**** MATERIAL
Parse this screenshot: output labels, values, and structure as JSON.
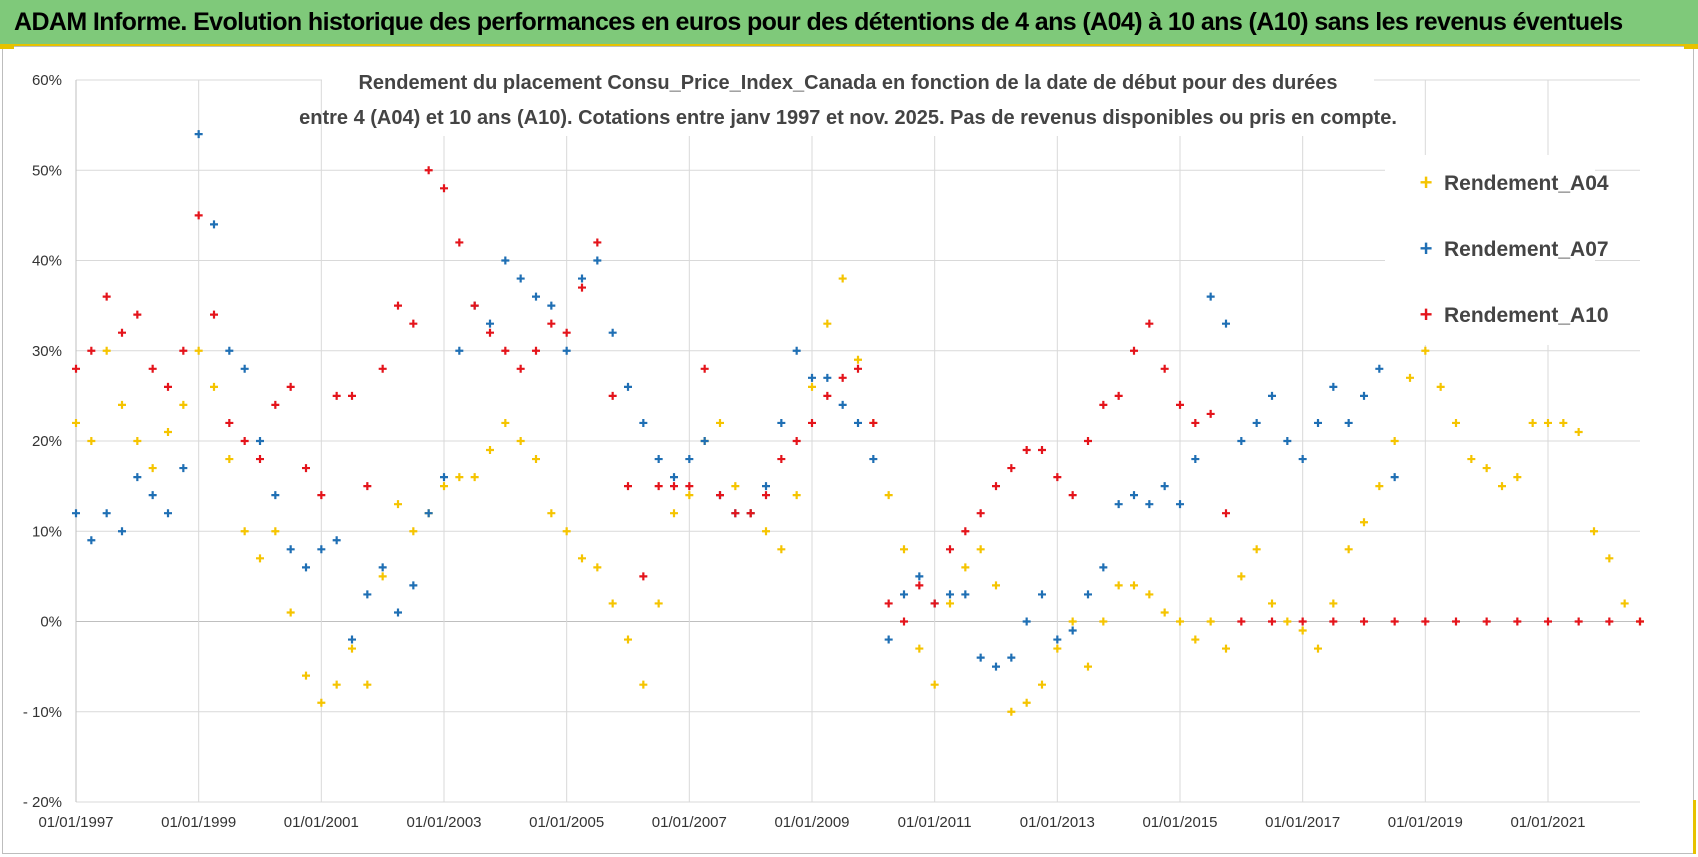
{
  "header": {
    "title": "ADAM Informe. Evolution historique des performances en euros pour des détentions de 4 ans (A04) à 10 ans (A10) sans les revenus éventuels"
  },
  "colors": {
    "header_bg": "#7fc97a",
    "accent": "#e6c200",
    "a04": "#f5c400",
    "a07": "#1f6fb4",
    "a10": "#e4141b"
  },
  "chart_data": {
    "type": "scatter",
    "title_lines": [
      "Rendement du placement Consu_Price_Index_Canada en fonction de la date de début pour des durées",
      "entre 4 (A04) et 10 ans (A10).  Cotations entre janv 1997 et nov. 2025. Pas de revenus disponibles ou pris en compte."
    ],
    "xlabel": "",
    "ylabel": "",
    "xlim": [
      1997.0,
      2022.5
    ],
    "ylim": [
      -20,
      60
    ],
    "y_ticks": [
      60,
      50,
      40,
      30,
      20,
      10,
      0,
      -10,
      -20
    ],
    "y_tick_labels": [
      "60%",
      "50%",
      "40%",
      "30%",
      "20%",
      "10%",
      "0%",
      "- 10%",
      "- 20%"
    ],
    "x_ticks": [
      1997,
      1999,
      2001,
      2003,
      2005,
      2007,
      2009,
      2011,
      2013,
      2015,
      2017,
      2019,
      2021
    ],
    "x_tick_labels": [
      "01/01/1997",
      "01/01/1999",
      "01/01/2001",
      "01/01/2003",
      "01/01/2005",
      "01/01/2007",
      "01/01/2009",
      "01/01/2011",
      "01/01/2013",
      "01/01/2015",
      "01/01/2017",
      "01/01/2019",
      "01/01/2021"
    ],
    "legend_position": "right",
    "series": [
      {
        "name": "Rendement_A04",
        "color": "#f5c400",
        "x": [
          1997.0,
          1997.25,
          1997.5,
          1997.75,
          1998.0,
          1998.25,
          1998.5,
          1998.75,
          1999.0,
          1999.25,
          1999.5,
          1999.75,
          2000.0,
          2000.25,
          2000.5,
          2000.75,
          2001.0,
          2001.25,
          2001.5,
          2001.75,
          2002.0,
          2002.25,
          2002.5,
          2002.75,
          2003.0,
          2003.25,
          2003.5,
          2003.75,
          2004.0,
          2004.25,
          2004.5,
          2004.75,
          2005.0,
          2005.25,
          2005.5,
          2005.75,
          2006.0,
          2006.25,
          2006.5,
          2006.75,
          2007.0,
          2007.25,
          2007.5,
          2007.75,
          2008.0,
          2008.25,
          2008.5,
          2008.75,
          2009.0,
          2009.25,
          2009.5,
          2009.75,
          2010.0,
          2010.25,
          2010.5,
          2010.75,
          2011.0,
          2011.25,
          2011.5,
          2011.75,
          2012.0,
          2012.25,
          2012.5,
          2012.75,
          2013.0,
          2013.25,
          2013.5,
          2013.75,
          2014.0,
          2014.25,
          2014.5,
          2014.75,
          2015.0,
          2015.25,
          2015.5,
          2015.75,
          2016.0,
          2016.25,
          2016.5,
          2016.75,
          2017.0,
          2017.25,
          2017.5,
          2017.75,
          2018.0,
          2018.25,
          2018.5,
          2018.75,
          2019.0,
          2019.25,
          2019.5,
          2019.75,
          2020.0,
          2020.25,
          2020.5,
          2020.75,
          2021.0,
          2021.25,
          2021.5,
          2021.75,
          2022.0,
          2022.25,
          2022.5
        ],
        "y": [
          22,
          20,
          30,
          24,
          20,
          17,
          21,
          24,
          30,
          26,
          18,
          10,
          7,
          10,
          1,
          -6,
          -9,
          -7,
          -3,
          -7,
          5,
          13,
          10,
          12,
          15,
          16,
          16,
          19,
          22,
          20,
          18,
          12,
          10,
          7,
          6,
          2,
          -2,
          -7,
          2,
          12,
          14,
          20,
          22,
          15,
          12,
          10,
          8,
          14,
          26,
          33,
          38,
          29,
          22,
          14,
          8,
          -3,
          -7,
          2,
          6,
          8,
          4,
          -10,
          -9,
          -7,
          -3,
          0,
          -5,
          0,
          4,
          4,
          3,
          1,
          0,
          -2,
          0,
          -3,
          5,
          8,
          2,
          0,
          -1,
          -3,
          2,
          8,
          11,
          15,
          20,
          27,
          30,
          26,
          22,
          18,
          17,
          15,
          16,
          22,
          22,
          22,
          21,
          10,
          7,
          2,
          0
        ]
      },
      {
        "name": "Rendement_A07",
        "color": "#1f6fb4",
        "x": [
          1997.0,
          1997.25,
          1997.5,
          1997.75,
          1998.0,
          1998.25,
          1998.5,
          1998.75,
          1999.0,
          1999.25,
          1999.5,
          1999.75,
          2000.0,
          2000.25,
          2000.5,
          2000.75,
          2001.0,
          2001.25,
          2001.5,
          2001.75,
          2002.0,
          2002.25,
          2002.5,
          2002.75,
          2003.0,
          2003.25,
          2003.5,
          2003.75,
          2004.0,
          2004.25,
          2004.5,
          2004.75,
          2005.0,
          2005.25,
          2005.5,
          2005.75,
          2006.0,
          2006.25,
          2006.5,
          2006.75,
          2007.0,
          2007.25,
          2007.5,
          2007.75,
          2008.0,
          2008.25,
          2008.5,
          2008.75,
          2009.0,
          2009.25,
          2009.5,
          2009.75,
          2010.0,
          2010.25,
          2010.5,
          2010.75,
          2011.0,
          2011.25,
          2011.5,
          2011.75,
          2012.0,
          2012.25,
          2012.5,
          2012.75,
          2013.0,
          2013.25,
          2013.5,
          2013.75,
          2014.0,
          2014.25,
          2014.5,
          2014.75,
          2015.0,
          2015.25,
          2015.5,
          2015.75,
          2016.0,
          2016.25,
          2016.5,
          2016.75,
          2017.0,
          2017.25,
          2017.5,
          2017.75,
          2018.0,
          2018.25,
          2018.5
        ],
        "y": [
          12,
          9,
          12,
          10,
          16,
          14,
          12,
          17,
          54,
          44,
          30,
          28,
          20,
          14,
          8,
          6,
          8,
          9,
          -2,
          3,
          6,
          1,
          4,
          12,
          16,
          30,
          35,
          33,
          40,
          38,
          36,
          35,
          30,
          38,
          40,
          32,
          26,
          22,
          18,
          16,
          18,
          20,
          14,
          12,
          12,
          15,
          22,
          30,
          27,
          27,
          24,
          22,
          18,
          -2,
          3,
          5,
          2,
          3,
          3,
          -4,
          -5,
          -4,
          0,
          3,
          -2,
          -1,
          3,
          6,
          13,
          14,
          13,
          15,
          13,
          18,
          36,
          33,
          20,
          22,
          25,
          20,
          18,
          22,
          26,
          22,
          25,
          28,
          16
        ]
      },
      {
        "name": "Rendement_A10",
        "color": "#e4141b",
        "x": [
          1997.0,
          1997.25,
          1997.5,
          1997.75,
          1998.0,
          1998.25,
          1998.5,
          1998.75,
          1999.0,
          1999.25,
          1999.5,
          1999.75,
          2000.0,
          2000.25,
          2000.5,
          2000.75,
          2001.0,
          2001.25,
          2001.5,
          2001.75,
          2002.0,
          2002.25,
          2002.5,
          2002.75,
          2003.0,
          2003.25,
          2003.5,
          2003.75,
          2004.0,
          2004.25,
          2004.5,
          2004.75,
          2005.0,
          2005.25,
          2005.5,
          2005.75,
          2006.0,
          2006.25,
          2006.5,
          2006.75,
          2007.0,
          2007.25,
          2007.5,
          2007.75,
          2008.0,
          2008.25,
          2008.5,
          2008.75,
          2009.0,
          2009.25,
          2009.5,
          2009.75,
          2010.0,
          2010.25,
          2010.5,
          2010.75,
          2011.0,
          2011.25,
          2011.5,
          2011.75,
          2012.0,
          2012.25,
          2012.5,
          2012.75,
          2013.0,
          2013.25,
          2013.5,
          2013.75,
          2014.0,
          2014.25,
          2014.5,
          2014.75,
          2015.0,
          2015.25,
          2015.5,
          2015.75,
          2016.0,
          2016.5,
          2017.0,
          2017.5,
          2018.0,
          2018.5,
          2019.0,
          2019.5,
          2020.0,
          2020.5,
          2021.0,
          2021.5,
          2022.0,
          2022.5
        ],
        "y": [
          28,
          30,
          36,
          32,
          34,
          28,
          26,
          30,
          45,
          34,
          22,
          20,
          18,
          24,
          26,
          17,
          14,
          25,
          25,
          15,
          28,
          35,
          33,
          50,
          48,
          42,
          35,
          32,
          30,
          28,
          30,
          33,
          32,
          37,
          42,
          25,
          15,
          5,
          15,
          15,
          15,
          28,
          14,
          12,
          12,
          14,
          18,
          20,
          22,
          25,
          27,
          28,
          22,
          2,
          0,
          4,
          2,
          8,
          10,
          12,
          15,
          17,
          19,
          19,
          16,
          14,
          20,
          24,
          25,
          30,
          33,
          28,
          24,
          22,
          23,
          12,
          0,
          0,
          0,
          0,
          0,
          0,
          0,
          0,
          0,
          0,
          0,
          0,
          0,
          0
        ]
      }
    ]
  }
}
********
** WHAT THE TASK REQUIRES **
Provide the number of lines in the data above that contain the string "name", and nothing else.

** SOLUTION TO THIS EXERCISE **
3